BEGIN

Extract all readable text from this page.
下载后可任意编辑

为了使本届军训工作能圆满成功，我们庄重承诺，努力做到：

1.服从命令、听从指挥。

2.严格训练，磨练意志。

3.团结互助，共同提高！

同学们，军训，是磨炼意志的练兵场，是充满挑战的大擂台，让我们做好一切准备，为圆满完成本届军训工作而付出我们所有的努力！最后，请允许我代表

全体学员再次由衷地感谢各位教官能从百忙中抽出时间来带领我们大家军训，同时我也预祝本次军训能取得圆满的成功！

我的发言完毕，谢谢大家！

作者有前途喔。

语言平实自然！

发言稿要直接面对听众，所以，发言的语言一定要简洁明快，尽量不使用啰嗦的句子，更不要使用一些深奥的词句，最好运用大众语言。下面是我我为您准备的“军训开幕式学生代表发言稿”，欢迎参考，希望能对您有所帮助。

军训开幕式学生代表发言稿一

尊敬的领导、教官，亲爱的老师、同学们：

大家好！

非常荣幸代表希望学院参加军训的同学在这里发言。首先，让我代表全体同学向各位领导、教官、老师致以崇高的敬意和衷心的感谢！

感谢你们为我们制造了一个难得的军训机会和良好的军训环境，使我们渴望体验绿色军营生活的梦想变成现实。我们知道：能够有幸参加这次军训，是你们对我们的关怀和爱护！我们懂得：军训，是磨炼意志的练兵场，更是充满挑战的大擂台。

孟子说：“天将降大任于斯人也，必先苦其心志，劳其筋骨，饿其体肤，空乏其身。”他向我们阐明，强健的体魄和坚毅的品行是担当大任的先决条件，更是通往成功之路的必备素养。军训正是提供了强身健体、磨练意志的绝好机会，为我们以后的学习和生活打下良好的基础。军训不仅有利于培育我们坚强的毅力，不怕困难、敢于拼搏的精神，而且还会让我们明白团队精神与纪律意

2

END

- [WHAT IS BEING ASKED] Please restate the records in full, word for word.

- [FULL RESPONSE]
Extract all readable text from this page.
下载后可任意编辑

为了使本届军训工作能圆满成功，我们庄重承诺，努力做到：

1.服从命令、听从指挥。

2.严格训练，磨练意志。

3.团结互助，共同提高！

同学们，军训，是磨炼意志的练兵场，是充满挑战的大擂台，让我们做好一切准备，为圆满完成本届军训工作而付出我们所有的努力！最后，请允许我代表

全体学员再次由衷地感谢各位教官能从百忙中抽出时间来带领我们大家军训，同时我也预祝本次军训能取得圆满的成功！

我的发言完毕，谢谢大家！

作者有前途喔。

语言平实自然！

发言稿要直接面对听众，所以，发言的语言一定要简洁明快，尽量不使用啰嗦的句子，更不要使用一些深奥的词句，最好运用大众语言。下面是我我为您准备的“军训开幕式学生代表发言稿”，欢迎参考，希望能对您有所帮助。

军训开幕式学生代表发言稿一

尊敬的领导、教官，亲爱的老师、同学们：

大家好！

非常荣幸代表希望学院参加军训的同学在这里发言。首先，让我代表全体同学向各位领导、教官、老师致以崇高的敬意和衷心的感谢！

感谢你们为我们制造了一个难得的军训机会和良好的军训环境，使我们渴望体验绿色军营生活的梦想变成现实。我们知道：能够有幸参加这次军训，是你们对我们的关怀和爱护！我们懂得：军训，是磨炼意志的练兵场，更是充满挑战的大擂台。

孟子说：“天将降大任于斯人也，必先苦其心志，劳其筋骨，饿其体肤，空乏其身。”他向我们阐明，强健的体魄和坚毅的品行是担当大任的先决条件，更是通往成功之路的必备素养。军训正是提供了强身健体、磨练意志的绝好机会，为我们以后的学习和生活打下良好的基础。军训不仅有利于培育我们坚强的毅力，不怕困难、敢于拼搏的精神，而且还会让我们明白团队精神与纪律意

2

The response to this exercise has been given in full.